Written exercise: Read through the data and count the lines that contain the string "label"; give only the result.

Data:
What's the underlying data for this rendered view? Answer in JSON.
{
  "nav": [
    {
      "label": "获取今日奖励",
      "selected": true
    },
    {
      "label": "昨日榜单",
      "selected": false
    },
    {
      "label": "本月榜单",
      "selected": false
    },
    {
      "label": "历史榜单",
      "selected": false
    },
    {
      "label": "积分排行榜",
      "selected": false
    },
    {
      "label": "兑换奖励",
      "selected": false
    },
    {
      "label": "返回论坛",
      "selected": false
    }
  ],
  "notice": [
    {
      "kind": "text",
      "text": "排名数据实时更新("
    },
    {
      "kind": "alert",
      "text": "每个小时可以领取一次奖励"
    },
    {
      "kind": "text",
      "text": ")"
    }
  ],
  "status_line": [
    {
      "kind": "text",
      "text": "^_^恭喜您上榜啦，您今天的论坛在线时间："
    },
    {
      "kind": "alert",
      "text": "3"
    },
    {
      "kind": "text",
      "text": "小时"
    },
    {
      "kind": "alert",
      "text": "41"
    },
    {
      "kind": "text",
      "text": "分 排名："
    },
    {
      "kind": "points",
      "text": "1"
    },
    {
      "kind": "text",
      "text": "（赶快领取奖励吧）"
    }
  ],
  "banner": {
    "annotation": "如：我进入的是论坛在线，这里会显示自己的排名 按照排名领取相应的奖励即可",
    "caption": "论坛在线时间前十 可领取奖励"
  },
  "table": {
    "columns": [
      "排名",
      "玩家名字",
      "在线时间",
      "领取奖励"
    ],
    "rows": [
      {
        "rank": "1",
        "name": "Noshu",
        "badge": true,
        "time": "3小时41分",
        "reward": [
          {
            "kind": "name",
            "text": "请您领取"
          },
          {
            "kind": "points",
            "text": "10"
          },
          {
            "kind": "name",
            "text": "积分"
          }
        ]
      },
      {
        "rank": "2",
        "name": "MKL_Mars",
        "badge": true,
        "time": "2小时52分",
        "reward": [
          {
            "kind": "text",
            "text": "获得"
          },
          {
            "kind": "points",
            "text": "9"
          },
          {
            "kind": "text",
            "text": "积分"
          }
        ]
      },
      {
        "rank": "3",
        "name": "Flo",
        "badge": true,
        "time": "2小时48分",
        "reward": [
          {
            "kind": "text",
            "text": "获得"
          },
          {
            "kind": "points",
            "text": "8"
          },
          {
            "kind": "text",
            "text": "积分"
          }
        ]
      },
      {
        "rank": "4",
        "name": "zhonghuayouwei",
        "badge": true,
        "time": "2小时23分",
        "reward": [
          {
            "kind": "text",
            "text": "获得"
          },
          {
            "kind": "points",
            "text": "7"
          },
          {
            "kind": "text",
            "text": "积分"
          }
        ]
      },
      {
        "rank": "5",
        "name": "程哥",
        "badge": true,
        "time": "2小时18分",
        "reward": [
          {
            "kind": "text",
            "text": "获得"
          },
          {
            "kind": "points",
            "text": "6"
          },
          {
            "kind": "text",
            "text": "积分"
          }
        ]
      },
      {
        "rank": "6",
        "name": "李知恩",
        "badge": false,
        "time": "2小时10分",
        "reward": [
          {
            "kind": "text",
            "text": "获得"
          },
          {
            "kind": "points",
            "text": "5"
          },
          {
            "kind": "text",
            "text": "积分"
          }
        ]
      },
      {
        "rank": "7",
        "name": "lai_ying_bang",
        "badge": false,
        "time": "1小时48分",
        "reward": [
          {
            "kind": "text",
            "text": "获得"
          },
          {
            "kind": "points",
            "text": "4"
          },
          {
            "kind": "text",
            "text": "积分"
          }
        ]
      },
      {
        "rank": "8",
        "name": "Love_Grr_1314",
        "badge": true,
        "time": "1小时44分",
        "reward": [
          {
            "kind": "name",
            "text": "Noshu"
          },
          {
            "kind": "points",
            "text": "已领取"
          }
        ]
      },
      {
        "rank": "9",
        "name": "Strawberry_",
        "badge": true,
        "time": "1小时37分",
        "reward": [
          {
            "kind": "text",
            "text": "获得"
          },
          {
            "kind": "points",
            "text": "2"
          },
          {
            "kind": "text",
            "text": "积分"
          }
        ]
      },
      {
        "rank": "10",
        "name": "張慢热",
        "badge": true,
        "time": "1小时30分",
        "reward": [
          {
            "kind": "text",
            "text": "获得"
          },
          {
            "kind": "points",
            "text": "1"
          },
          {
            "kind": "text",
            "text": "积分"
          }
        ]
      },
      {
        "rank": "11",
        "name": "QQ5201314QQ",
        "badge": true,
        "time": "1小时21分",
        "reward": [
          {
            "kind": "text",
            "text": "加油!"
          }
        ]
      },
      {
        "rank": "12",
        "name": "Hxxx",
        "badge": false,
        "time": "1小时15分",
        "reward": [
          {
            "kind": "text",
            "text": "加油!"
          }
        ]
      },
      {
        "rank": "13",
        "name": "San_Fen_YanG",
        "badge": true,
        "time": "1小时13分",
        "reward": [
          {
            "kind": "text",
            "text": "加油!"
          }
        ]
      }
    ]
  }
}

Answer for this exercise: 7